Present the rows from the first line through the line containing "data-point-circle: [1255, 1597, 1275, 1618]", inclusive, as a JSON list of strings, one string per line, with blank lines omitted.

───── Data to process

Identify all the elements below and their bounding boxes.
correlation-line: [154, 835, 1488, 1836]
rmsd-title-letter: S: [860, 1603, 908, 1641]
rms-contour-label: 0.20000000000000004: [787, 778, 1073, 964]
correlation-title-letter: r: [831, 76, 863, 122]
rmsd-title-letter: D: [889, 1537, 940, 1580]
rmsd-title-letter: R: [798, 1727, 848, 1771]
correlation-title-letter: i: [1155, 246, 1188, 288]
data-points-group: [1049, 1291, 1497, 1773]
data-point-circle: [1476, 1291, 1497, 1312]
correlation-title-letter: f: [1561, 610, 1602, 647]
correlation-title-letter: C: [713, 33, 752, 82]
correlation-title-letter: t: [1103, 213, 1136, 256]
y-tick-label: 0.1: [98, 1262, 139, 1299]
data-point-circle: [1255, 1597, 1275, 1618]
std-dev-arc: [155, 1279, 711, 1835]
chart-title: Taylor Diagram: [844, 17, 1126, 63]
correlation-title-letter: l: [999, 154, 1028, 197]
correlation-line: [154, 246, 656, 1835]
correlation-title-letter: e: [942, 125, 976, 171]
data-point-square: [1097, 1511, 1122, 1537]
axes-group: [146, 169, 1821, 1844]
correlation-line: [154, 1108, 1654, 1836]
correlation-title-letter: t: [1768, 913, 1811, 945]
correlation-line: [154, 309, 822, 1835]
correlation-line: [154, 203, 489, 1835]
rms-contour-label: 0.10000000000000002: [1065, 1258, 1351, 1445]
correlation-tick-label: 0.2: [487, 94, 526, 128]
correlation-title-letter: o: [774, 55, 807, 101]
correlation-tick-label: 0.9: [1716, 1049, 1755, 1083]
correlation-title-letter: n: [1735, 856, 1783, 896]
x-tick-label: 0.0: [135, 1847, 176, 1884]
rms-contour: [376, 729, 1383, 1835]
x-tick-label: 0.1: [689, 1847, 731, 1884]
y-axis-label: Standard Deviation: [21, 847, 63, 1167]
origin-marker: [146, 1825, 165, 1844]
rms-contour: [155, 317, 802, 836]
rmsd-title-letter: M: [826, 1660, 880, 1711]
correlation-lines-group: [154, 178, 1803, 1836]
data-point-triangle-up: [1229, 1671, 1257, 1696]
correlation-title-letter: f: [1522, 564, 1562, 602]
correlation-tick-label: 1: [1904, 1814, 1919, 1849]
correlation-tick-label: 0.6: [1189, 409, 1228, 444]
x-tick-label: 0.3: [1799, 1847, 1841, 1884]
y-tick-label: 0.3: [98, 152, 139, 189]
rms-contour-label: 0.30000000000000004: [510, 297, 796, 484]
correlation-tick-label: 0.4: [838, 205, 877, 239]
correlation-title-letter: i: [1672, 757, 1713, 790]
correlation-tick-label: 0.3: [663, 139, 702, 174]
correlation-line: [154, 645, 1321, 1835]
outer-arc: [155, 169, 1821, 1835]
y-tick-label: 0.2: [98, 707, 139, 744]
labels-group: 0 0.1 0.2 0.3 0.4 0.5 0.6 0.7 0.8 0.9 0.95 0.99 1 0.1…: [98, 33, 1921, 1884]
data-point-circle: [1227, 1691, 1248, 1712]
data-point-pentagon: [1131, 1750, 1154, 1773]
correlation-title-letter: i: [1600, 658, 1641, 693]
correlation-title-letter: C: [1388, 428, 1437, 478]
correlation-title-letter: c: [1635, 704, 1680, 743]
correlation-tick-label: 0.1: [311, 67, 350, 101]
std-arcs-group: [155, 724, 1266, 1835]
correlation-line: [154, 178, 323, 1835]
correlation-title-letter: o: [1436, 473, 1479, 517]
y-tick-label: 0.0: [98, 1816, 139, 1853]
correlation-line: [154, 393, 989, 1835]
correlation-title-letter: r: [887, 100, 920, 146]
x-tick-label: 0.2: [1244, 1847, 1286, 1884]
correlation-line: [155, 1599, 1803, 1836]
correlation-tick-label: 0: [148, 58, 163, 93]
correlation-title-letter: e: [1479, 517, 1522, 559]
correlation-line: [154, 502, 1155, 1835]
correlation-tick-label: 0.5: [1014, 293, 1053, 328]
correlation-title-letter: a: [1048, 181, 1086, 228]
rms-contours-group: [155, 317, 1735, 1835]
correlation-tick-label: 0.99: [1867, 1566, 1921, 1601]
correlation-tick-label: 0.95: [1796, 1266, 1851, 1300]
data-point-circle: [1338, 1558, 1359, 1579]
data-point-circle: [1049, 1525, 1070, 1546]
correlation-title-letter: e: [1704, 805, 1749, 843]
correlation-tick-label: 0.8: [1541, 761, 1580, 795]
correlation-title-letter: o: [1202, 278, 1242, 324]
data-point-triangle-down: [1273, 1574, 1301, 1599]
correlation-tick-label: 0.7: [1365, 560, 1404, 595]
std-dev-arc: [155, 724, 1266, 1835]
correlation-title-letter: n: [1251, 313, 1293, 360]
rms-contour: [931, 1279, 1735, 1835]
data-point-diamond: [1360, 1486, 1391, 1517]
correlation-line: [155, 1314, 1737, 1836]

──────────

Answer to this exercise.
[
  "Identify all the elements below and their bounding boxes.",
  "correlation-line: [154, 835, 1488, 1836]",
  "rmsd-title-letter: S: [860, 1603, 908, 1641]",
  "rms-contour-label: 0.20000000000000004: [787, 778, 1073, 964]",
  "correlation-title-letter: r: [831, 76, 863, 122]",
  "rmsd-title-letter: D: [889, 1537, 940, 1580]",
  "rmsd-title-letter: R: [798, 1727, 848, 1771]",
  "correlation-title-letter: i: [1155, 246, 1188, 288]",
  "data-points-group: [1049, 1291, 1497, 1773]",
  "data-point-circle: [1476, 1291, 1497, 1312]",
  "correlation-title-letter: f: [1561, 610, 1602, 647]",
  "correlation-title-letter: C: [713, 33, 752, 82]",
  "correlation-title-letter: t: [1103, 213, 1136, 256]",
  "y-tick-label: 0.1: [98, 1262, 139, 1299]",
  "data-point-circle: [1255, 1597, 1275, 1618]"
]